[Stated goal]: Report every line in the listing that contains the string "name".

[begin Task input]

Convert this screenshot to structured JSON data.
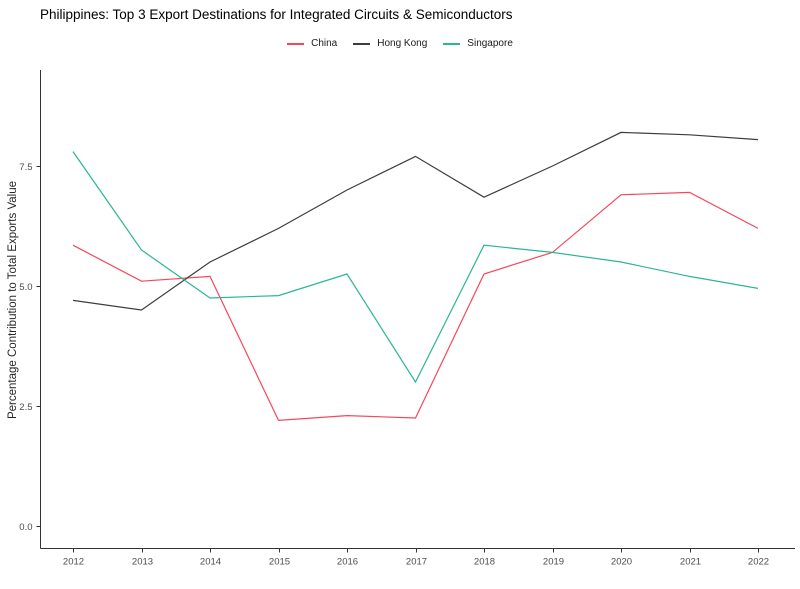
{
  "chart_data": {
    "type": "line",
    "title": "Philippines: Top 3 Export Destinations for Integrated Circuits & Semiconductors",
    "xlabel": "",
    "ylabel": "Percentage Contribution to Total Exports Value",
    "x": [
      2012,
      2013,
      2014,
      2015,
      2016,
      2017,
      2018,
      2019,
      2020,
      2021,
      2022
    ],
    "series": [
      {
        "name": "China",
        "color": "#f7465a",
        "values": [
          5.85,
          5.1,
          5.2,
          2.2,
          2.3,
          2.25,
          5.25,
          5.7,
          6.9,
          6.95,
          6.2
        ]
      },
      {
        "name": "Hong Kong",
        "color": "#3d3d3d",
        "values": [
          4.7,
          4.5,
          5.5,
          6.2,
          7.0,
          7.7,
          6.85,
          7.5,
          8.2,
          8.15,
          8.05
        ]
      },
      {
        "name": "Singapore",
        "color": "#29b795",
        "values": [
          7.8,
          5.75,
          4.75,
          4.8,
          5.25,
          3.0,
          5.85,
          5.7,
          5.5,
          5.2,
          4.95
        ]
      }
    ],
    "y_ticks": [
      0.0,
      2.5,
      5.0,
      7.5
    ],
    "ylim": [
      -0.45,
      9.5
    ],
    "grid": false,
    "legend_position": "top-center",
    "colors": {
      "axis": "#333333",
      "tick_label": "#4d4d4d",
      "axis_title": "#262626",
      "title_text": "#000000",
      "background": "#ffffff"
    }
  }
}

[end Task input]

[Written solution]:
        "name": "China",
        "name": "Hong Kong",
        "name": "Singapore",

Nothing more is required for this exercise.